## Problems to work on
A – Shorten the paragraph that begins "Terrible sound killed it" in the passage about making the film, keeping its main facts.
B – In the passage about making the film, what reason did Scot give for having no interest in a music score?
C – Write the next few sentences of the passage about making the film, picking up after its final sentence.

START Text passage

The final product had minimal music and we are talking about a light comedy here, so I insisted on more music This may sound strange but I believe the music is what sets apart a good film from great film and some music can kill a good film. Try watching the original CASINO ROYALE. After the great opening theme Burt Bacharach he had no idea how to score a movie. I've always said that Jerry Goldsmith could turn an ordinary film into what appears to be a very good film on the strength of  his great music. BASIC INSTINCT being the perfect example. 

 Scot finally came clean and said he had no interest in a music score as there was none in THE OFFICE or FAWLTY TOWERS. ( True) I'll say this, presuming we all love FAWLTY TOWERS, we'd love it a hell of a lot more if it had a music score. If I knew that he didn't believe in musical scores for movies I would have said "Why bother making films then?"

THE FINAL PRODUCT
Terrible sound killed it. I suggested to Scot before shooting that we should approach Briz 31 for the hiring of their studios. He said "NO" in a heartbeat,  and yet a quote from Briz 31 would have been useful and they weren't expensive.

Little music made that situation worse. It needed a bouncy feel through it. It wasn't a drama nor was it THE OFFICE.

The Actors
Everyone who performed in the film was really good. Especially Sonia who played the equal lead role. Honestly, I was the weak link in the acting stakes.  And I was now out of work so the whole thing didn't sit well with me.

My performance was ordinary and unfortunately all my best stuff was shot in the mid afternoon.

END Text passage
START Records

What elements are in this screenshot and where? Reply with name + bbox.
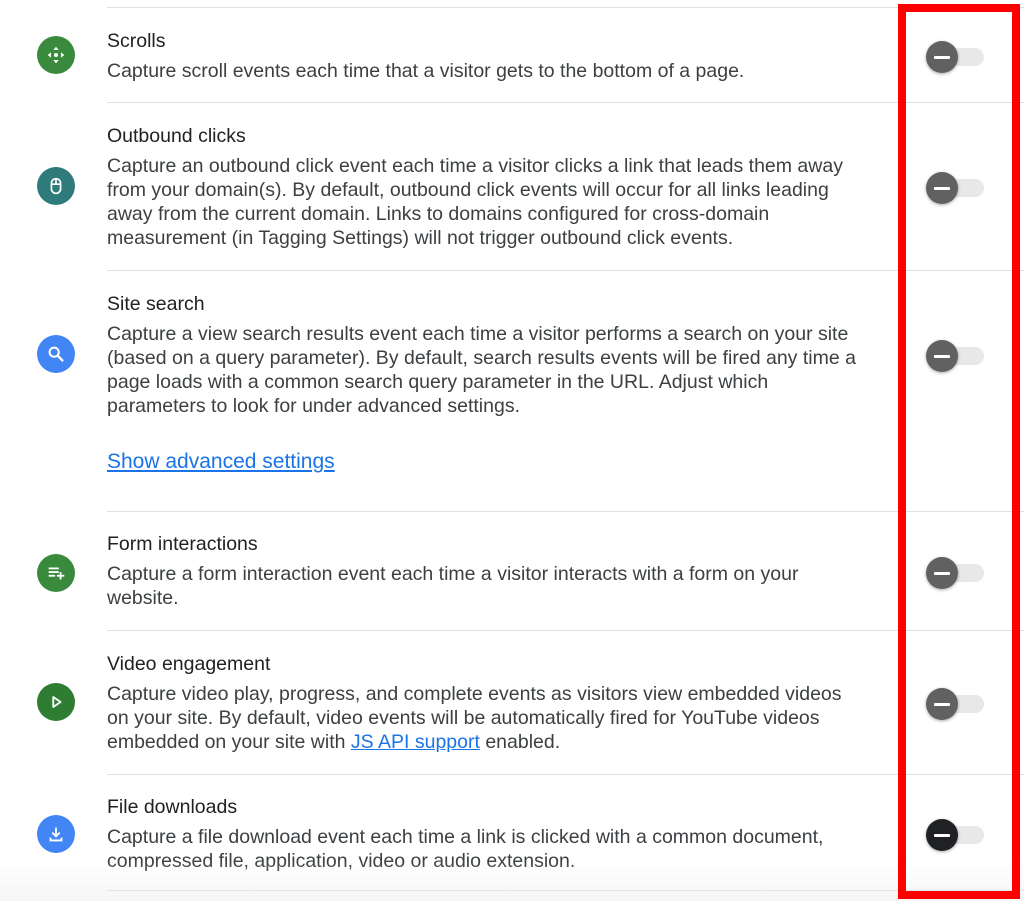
toggle-knob [926,172,958,204]
description-text: embedded on your site with [107,731,351,753]
scroll-icon [37,36,75,74]
form-interactions-toggle[interactable] [926,556,986,589]
event-description: Capture scroll events each time that a v… [107,59,907,83]
divider [107,774,1024,775]
description-line: away from the current domain. Links to d… [107,203,770,225]
description-line: from your domain(s). By default, outboun… [107,179,829,201]
download-icon [37,815,75,853]
mouse-icon [37,167,75,205]
divider [107,890,1024,891]
video-engagement-toggle[interactable] [926,687,986,720]
event-row-video-engagement: Video engagement Capture video play, pro… [0,652,1024,768]
event-row-file-downloads: File downloads Capture a file download e… [0,795,1024,885]
toggle-knob [926,819,958,851]
description-line: Capture a file download event each time … [107,826,824,848]
event-title: Scrolls [107,30,166,52]
scrolls-toggle[interactable] [926,40,986,73]
toggle-knob [926,688,958,720]
event-description: Capture a view search results event each… [107,322,907,418]
event-title: Form interactions [107,533,258,555]
description-line: Capture scroll events each time that a v… [107,60,745,82]
file-downloads-toggle[interactable] [926,818,986,851]
js-api-support-link[interactable]: JS API support [351,731,480,753]
description-line: (based on a query parameter). By default… [107,347,856,369]
event-row-outbound-clicks: Outbound clicks Capture an outbound clic… [0,124,1024,264]
description-line: website. [107,587,179,609]
divider [107,511,1024,512]
outbound-clicks-toggle[interactable] [926,171,986,204]
form-icon [37,554,75,592]
toggle-knob [926,557,958,589]
play-icon [37,683,75,721]
event-title: Outbound clicks [107,125,246,147]
show-advanced-settings-link[interactable]: Show advanced settings [107,449,335,475]
toggle-knob [926,41,958,73]
event-description: Capture a file download event each time … [107,825,907,873]
divider [107,102,1024,103]
toggle-knob [926,340,958,372]
event-title: Video engagement [107,653,271,675]
divider [107,630,1024,631]
event-description: Capture an outbound click event each tim… [107,154,907,250]
description-line: page loads with a common search query pa… [107,371,769,393]
search-icon [37,335,75,373]
event-description: Capture a form interaction event each ti… [107,562,907,610]
description-line: Capture a form interaction event each ti… [107,563,799,585]
description-line: Capture a view search results event each… [107,323,849,345]
description-line: measurement (in Tagging Settings) will n… [107,227,734,249]
event-description: Capture video play, progress, and comple… [107,682,907,754]
description-line: Capture an outbound click event each tim… [107,155,843,177]
description-line: on your site. By default, video events w… [107,707,820,729]
divider [107,7,1024,8]
description-line: compressed file, application, video or a… [107,850,576,872]
description-line: embedded on your site with JS API suppor… [107,730,907,754]
divider [107,270,1024,271]
description-line: Capture video play, progress, and comple… [107,683,842,705]
description-line: parameters to look for under advanced se… [107,395,520,417]
event-row-form-interactions: Form interactions Capture a form interac… [0,532,1024,622]
event-row-site-search: Site search Capture a view search result… [0,292,1024,502]
event-title: Site search [107,293,205,315]
event-row-scrolls: Scrolls Capture scroll events each time … [0,29,1024,99]
description-text: enabled. [479,731,561,753]
site-search-toggle[interactable] [926,339,986,372]
event-title: File downloads [107,796,238,818]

END Records

## The responses
A – Poor sound ruined the film. Before shooting, the writer suggested approaching Briz 31 to hire their studios, but Scot refused immediately. A quote from Briz 31 would still have been useful, and they weren't expensive.

B – He said there was no music score in THE OFFICE or FAWLTY TOWERS.

C –
Editing
The editing was mediocre. Too many scenes of people especially me, walking from A to B. I did my own edit cutting ten minutes from Scot's Final product which made big difference. I cut one scene but also cut every entry and exit from a scene to a minimum.You don't need to see people leaving a room if it's unnecessary.


My script was 6/10
I should have written two introduction scenes for the lead character taking a minimum of ten minutes.
That was biggest the second biggest mistake.
My character should have been a bumbling idiot with some minor but effective sight gags added. I should have written what I know and that was my biggest mistake.  This is the biggest mistake with modern comedy. He should have been a klutz.

I had  a scene at the start with  mechanic. I needed to have this mechanic contact  the lead character a few times through the film to build up a tense situation, because they meet at the end it would have been very funny if there was more interaction during the film. ( It's also very Larry David)

Strangely Scot changed the title to IT"S BRISBANE TONIGHT WOW! using proper English for TONITE.

Would I do it all again? Having highlighted the issues I know another shot at this would work.

A rewrite of the script would improve it dramatically.
Scot's direction showed it was a good watchable story.
Needs a suitable light musical score. (BUT No guitars).










Tuesday, July 5, 2016

THE WRITING OF PONDEROSA


 I've almost finished writing the best comedy film script I've ever written PONDEROSA.

First of all BONANZA is one of my very favourite shows of all time. Top 5.  I watch it now on Foxtel at least few times a week. Back in the 90's it was on Channel 9 at midnight and I finished work at 11pm so I'd watch it before going to bed. I'd go into work the next day and I had a running joke with my work mate Terry Keir.
It went this way.
Did you watch Bonanza last night?
Yes.
And what was the lesson?
DON"T FUCK WITH THE CARTWRIGHT'S.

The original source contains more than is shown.